= Work to be completed =
Print all of the data exactly.

= Supplied data =
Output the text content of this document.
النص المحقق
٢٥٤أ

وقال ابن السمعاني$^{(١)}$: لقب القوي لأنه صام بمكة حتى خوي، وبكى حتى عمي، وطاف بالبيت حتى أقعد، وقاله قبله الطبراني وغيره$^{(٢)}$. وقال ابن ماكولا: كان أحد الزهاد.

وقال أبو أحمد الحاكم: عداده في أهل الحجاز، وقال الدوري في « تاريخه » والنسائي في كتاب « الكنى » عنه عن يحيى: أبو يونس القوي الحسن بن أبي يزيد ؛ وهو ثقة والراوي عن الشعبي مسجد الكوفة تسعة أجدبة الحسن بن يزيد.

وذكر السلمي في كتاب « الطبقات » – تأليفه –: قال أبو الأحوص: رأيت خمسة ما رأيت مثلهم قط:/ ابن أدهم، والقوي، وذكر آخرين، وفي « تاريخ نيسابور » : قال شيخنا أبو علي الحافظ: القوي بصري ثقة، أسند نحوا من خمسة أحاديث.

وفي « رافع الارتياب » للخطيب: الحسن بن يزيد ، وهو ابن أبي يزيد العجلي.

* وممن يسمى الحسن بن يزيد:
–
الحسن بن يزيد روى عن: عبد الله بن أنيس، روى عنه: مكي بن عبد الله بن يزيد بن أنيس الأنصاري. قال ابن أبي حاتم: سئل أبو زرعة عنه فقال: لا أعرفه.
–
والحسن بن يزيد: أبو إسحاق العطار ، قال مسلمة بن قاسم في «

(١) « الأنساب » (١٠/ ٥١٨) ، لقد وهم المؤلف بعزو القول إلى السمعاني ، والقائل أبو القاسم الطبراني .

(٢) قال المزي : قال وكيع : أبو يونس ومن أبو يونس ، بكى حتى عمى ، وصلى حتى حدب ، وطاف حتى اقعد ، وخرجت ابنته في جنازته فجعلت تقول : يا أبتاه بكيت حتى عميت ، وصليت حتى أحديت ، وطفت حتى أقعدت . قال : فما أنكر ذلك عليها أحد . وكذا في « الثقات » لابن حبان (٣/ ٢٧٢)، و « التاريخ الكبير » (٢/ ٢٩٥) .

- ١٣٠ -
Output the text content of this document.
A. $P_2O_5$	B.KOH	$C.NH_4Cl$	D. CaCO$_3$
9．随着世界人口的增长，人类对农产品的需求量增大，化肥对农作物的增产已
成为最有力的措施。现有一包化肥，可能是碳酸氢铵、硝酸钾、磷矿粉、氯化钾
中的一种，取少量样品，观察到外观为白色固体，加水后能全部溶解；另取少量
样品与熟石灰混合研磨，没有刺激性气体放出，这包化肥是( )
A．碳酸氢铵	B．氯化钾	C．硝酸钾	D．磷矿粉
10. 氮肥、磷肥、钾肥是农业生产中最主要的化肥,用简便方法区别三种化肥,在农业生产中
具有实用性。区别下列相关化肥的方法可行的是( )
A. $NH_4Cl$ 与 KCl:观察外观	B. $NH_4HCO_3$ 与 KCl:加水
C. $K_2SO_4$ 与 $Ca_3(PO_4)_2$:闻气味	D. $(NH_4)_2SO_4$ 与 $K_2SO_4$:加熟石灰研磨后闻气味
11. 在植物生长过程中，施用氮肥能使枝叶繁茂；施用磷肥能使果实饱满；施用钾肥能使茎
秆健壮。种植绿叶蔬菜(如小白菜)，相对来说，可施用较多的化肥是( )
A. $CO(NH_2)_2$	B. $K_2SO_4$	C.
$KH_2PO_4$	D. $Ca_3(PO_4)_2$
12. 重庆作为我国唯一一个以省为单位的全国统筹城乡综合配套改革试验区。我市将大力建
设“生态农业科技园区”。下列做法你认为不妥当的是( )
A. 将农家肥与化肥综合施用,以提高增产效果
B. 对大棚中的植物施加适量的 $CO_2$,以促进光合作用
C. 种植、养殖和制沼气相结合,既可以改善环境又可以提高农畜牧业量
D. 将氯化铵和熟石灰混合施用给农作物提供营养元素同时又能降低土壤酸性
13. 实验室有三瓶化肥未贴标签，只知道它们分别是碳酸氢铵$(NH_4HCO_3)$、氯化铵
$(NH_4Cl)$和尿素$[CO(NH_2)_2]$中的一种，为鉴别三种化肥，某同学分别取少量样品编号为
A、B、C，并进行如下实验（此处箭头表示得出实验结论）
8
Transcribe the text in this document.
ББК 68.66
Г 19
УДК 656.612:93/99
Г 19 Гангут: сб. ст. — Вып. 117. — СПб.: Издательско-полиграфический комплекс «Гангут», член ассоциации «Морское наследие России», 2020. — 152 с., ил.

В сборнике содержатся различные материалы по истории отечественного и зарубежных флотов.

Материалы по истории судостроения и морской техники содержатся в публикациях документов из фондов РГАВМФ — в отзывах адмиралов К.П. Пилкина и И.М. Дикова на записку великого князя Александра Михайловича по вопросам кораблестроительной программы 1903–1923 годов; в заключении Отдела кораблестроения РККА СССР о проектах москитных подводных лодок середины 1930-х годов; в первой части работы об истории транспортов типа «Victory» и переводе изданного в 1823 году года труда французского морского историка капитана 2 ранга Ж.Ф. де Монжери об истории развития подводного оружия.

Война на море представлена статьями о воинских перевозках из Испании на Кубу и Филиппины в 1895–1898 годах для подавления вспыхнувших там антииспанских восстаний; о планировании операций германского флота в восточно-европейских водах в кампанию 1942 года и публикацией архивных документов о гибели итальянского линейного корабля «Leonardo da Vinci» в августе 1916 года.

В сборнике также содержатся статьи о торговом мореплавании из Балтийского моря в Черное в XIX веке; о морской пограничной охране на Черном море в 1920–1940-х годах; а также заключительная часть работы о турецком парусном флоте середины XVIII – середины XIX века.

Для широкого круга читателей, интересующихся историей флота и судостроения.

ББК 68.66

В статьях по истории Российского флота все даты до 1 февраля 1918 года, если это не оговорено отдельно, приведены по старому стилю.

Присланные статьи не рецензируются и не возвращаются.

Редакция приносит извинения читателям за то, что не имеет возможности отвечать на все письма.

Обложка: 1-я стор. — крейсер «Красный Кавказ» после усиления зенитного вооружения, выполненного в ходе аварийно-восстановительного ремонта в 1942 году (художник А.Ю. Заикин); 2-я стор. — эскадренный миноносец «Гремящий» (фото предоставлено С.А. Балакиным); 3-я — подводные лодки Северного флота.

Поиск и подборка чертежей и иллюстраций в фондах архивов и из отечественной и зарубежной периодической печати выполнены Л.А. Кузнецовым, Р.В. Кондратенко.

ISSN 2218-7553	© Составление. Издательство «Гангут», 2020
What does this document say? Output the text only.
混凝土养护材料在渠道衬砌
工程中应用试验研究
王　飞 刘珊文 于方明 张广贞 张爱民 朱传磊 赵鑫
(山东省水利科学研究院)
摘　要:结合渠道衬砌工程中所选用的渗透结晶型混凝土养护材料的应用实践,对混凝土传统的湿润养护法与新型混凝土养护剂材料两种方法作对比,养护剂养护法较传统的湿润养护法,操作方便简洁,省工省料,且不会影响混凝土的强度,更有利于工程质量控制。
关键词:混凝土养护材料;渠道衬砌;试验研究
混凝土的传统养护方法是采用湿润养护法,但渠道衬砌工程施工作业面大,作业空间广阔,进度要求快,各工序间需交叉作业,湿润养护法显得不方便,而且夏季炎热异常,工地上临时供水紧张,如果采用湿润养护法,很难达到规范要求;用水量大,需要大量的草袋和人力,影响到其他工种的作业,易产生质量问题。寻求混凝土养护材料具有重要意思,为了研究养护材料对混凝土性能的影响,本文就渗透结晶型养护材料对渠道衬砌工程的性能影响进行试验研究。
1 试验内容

= Response to the exercise =
Output the text content of this document.
النص المحقق
٢٥٤أ

وقال ابن السمعاني$^{(١)}$: لقب القوي لأنه صام بمكة حتى خوي، وبكى حتى عمي، وطاف بالبيت حتى أقعد، وقاله قبله الطبراني وغيره$^{(٢)}$. وقال ابن ماكولا: كان أحد الزهاد.

وقال أبو أحمد الحاكم: عداده في أهل الحجاز، وقال الدوري في « تاريخه » والنسائي في كتاب « الكنى » عنه عن يحيى: أبو يونس القوي الحسن بن أبي يزيد ؛ وهو ثقة والراوي عن الشعبي مسجد الكوفة تسعة أجدبة الحسن بن يزيد.

وذكر السلمي في كتاب « الطبقات » – تأليفه –: قال أبو الأحوص: رأيت خمسة ما رأيت مثلهم قط:/ ابن أدهم، والقوي، وذكر آخرين، وفي « تاريخ نيسابور » : قال شيخنا أبو علي الحافظ: القوي بصري ثقة، أسند نحوا من خمسة أحاديث.

وفي « رافع الارتياب » للخطيب: الحسن بن يزيد ، وهو ابن أبي يزيد العجلي.

* وممن يسمى الحسن بن يزيد:
–
الحسن بن يزيد روى عن: عبد الله بن أنيس، روى عنه: مكي بن عبد الله بن يزيد بن أنيس الأنصاري. قال ابن أبي حاتم: سئل أبو زرعة عنه فقال: لا أعرفه.
–
والحسن بن يزيد: أبو إسحاق العطار ، قال مسلمة بن قاسم في «

(١) « الأنساب » (١٠/ ٥١٨) ، لقد وهم المؤلف بعزو القول إلى السمعاني ، والقائل أبو القاسم الطبراني .

(٢) قال المزي : قال وكيع : أبو يونس ومن أبو يونس ، بكى حتى عمى ، وصلى حتى حدب ، وطاف حتى اقعد ، وخرجت ابنته في جنازته فجعلت تقول : يا أبتاه بكيت حتى عميت ، وصليت حتى أحديت ، وطفت حتى أقعدت . قال : فما أنكر ذلك عليها أحد . وكذا في « الثقات » لابن حبان (٣/ ٢٧٢)، و « التاريخ الكبير » (٢/ ٢٩٥) .

- ١٣٠ -
Output the text content of this document.
A. $P_2O_5$	B.KOH	$C.NH_4Cl$	D. CaCO$_3$
9．随着世界人口的增长，人类对农产品的需求量增大，化肥对农作物的增产已
成为最有力的措施。现有一包化肥，可能是碳酸氢铵、硝酸钾、磷矿粉、氯化钾
中的一种，取少量样品，观察到外观为白色固体，加水后能全部溶解；另取少量
样品与熟石灰混合研磨，没有刺激性气体放出，这包化肥是( )
A．碳酸氢铵	B．氯化钾	C．硝酸钾	D．磷矿粉
10. 氮肥、磷肥、钾肥是农业生产中最主要的化肥,用简便方法区别三种化肥,在农业生产中
具有实用性。区别下列相关化肥的方法可行的是( )
A. $NH_4Cl$ 与 KCl:观察外观	B. $NH_4HCO_3$ 与 KCl:加水
C. $K_2SO_4$ 与 $Ca_3(PO_4)_2$:闻气味	D. $(NH_4)_2SO_4$ 与 $K_2SO_4$:加熟石灰研磨后闻气味
11. 在植物生长过程中，施用氮肥能使枝叶繁茂；施用磷肥能使果实饱满；施用钾肥能使茎
秆健壮。种植绿叶蔬菜(如小白菜)，相对来说，可施用较多的化肥是( )
A. $CO(NH_2)_2$	B. $K_2SO_4$	C.
$KH_2PO_4$	D. $Ca_3(PO_4)_2$
12. 重庆作为我国唯一一个以省为单位的全国统筹城乡综合配套改革试验区。我市将大力建
设“生态农业科技园区”。下列做法你认为不妥当的是( )
A. 将农家肥与化肥综合施用,以提高增产效果
B. 对大棚中的植物施加适量的 $CO_2$,以促进光合作用
C. 种植、养殖和制沼气相结合,既可以改善环境又可以提高农畜牧业量
D. 将氯化铵和熟石灰混合施用给农作物提供营养元素同时又能降低土壤酸性
13. 实验室有三瓶化肥未贴标签，只知道它们分别是碳酸氢铵$(NH_4HCO_3)$、氯化铵
$(NH_4Cl)$和尿素$[CO(NH_2)_2]$中的一种，为鉴别三种化肥，某同学分别取少量样品编号为
A、B、C，并进行如下实验（此处箭头表示得出实验结论）
8
Transcribe the text in this document.
ББК 68.66
Г 19
УДК 656.612:93/99
Г 19 Гангут: сб. ст. — Вып. 117. — СПб.: Издательско-полиграфический комплекс «Гангут», член ассоциации «Морское наследие России», 2020. — 152 с., ил.

В сборнике содержатся различные материалы по истории отечественного и зарубежных флотов.

Материалы по истории судостроения и морской техники содержатся в публикациях документов из фондов РГАВМФ — в отзывах адмиралов К.П. Пилкина и И.М. Дикова на записку великого князя Александра Михайловича по вопросам кораблестроительной программы 1903–1923 годов; в заключении Отдела кораблестроения РККА СССР о проектах москитных подводных лодок середины 1930-х годов; в первой части работы об истории транспортов типа «Victory» и переводе изданного в 1823 году года труда французского морского историка капитана 2 ранга Ж.Ф. де Монжери об истории развития подводного оружия.

Война на море представлена статьями о воинских перевозках из Испании на Кубу и Филиппины в 1895–1898 годах для подавления вспыхнувших там антииспанских восстаний; о планировании операций германского флота в восточно-европейских водах в кампанию 1942 года и публикацией архивных документов о гибели итальянского линейного корабля «Leonardo da Vinci» в августе 1916 года.

В сборнике также содержатся статьи о торговом мореплавании из Балтийского моря в Черное в XIX веке; о морской пограничной охране на Черном море в 1920–1940-х годах; а также заключительная часть работы о турецком парусном флоте середины XVIII – середины XIX века.

Для широкого круга читателей, интересующихся историей флота и судостроения.

ББК 68.66

В статьях по истории Российского флота все даты до 1 февраля 1918 года, если это не оговорено отдельно, приведены по старому стилю.

Присланные статьи не рецензируются и не возвращаются.

Редакция приносит извинения читателям за то, что не имеет возможности отвечать на все письма.

Обложка: 1-я стор. — крейсер «Красный Кавказ» после усиления зенитного вооружения, выполненного в ходе аварийно-восстановительного ремонта в 1942 году (художник А.Ю. Заикин); 2-я стор. — эскадренный миноносец «Гремящий» (фото предоставлено С.А. Балакиным); 3-я — подводные лодки Северного флота.

Поиск и подборка чертежей и иллюстраций в фондах архивов и из отечественной и зарубежной периодической печати выполнены Л.А. Кузнецовым, Р.В. Кондратенко.

ISSN 2218-7553	© Составление. Издательство «Гангут», 2020
What does this document say? Output the text only.
混凝土养护材料在渠道衬砌
工程中应用试验研究
王　飞 刘珊文 于方明 张广贞 张爱民 朱传磊 赵鑫
(山东省水利科学研究院)
摘　要:结合渠道衬砌工程中所选用的渗透结晶型混凝土养护材料的应用实践,对混凝土传统的湿润养护法与新型混凝土养护剂材料两种方法作对比,养护剂养护法较传统的湿润养护法,操作方便简洁,省工省料,且不会影响混凝土的强度,更有利于工程质量控制。
关键词:混凝土养护材料;渠道衬砌;试验研究
混凝土的传统养护方法是采用湿润养护法,但渠道衬砌工程施工作业面大,作业空间广阔,进度要求快,各工序间需交叉作业,湿润养护法显得不方便,而且夏季炎热异常,工地上临时供水紧张,如果采用湿润养护法,很难达到规范要求;用水量大,需要大量的草袋和人力,影响到其他工种的作业,易产生质量问题。寻求混凝土养护材料具有重要意思,为了研究养护材料对混凝土性能的影响,本文就渗透结晶型养护材料对渠道衬砌工程的性能影响进行试验研究。
1 试验内容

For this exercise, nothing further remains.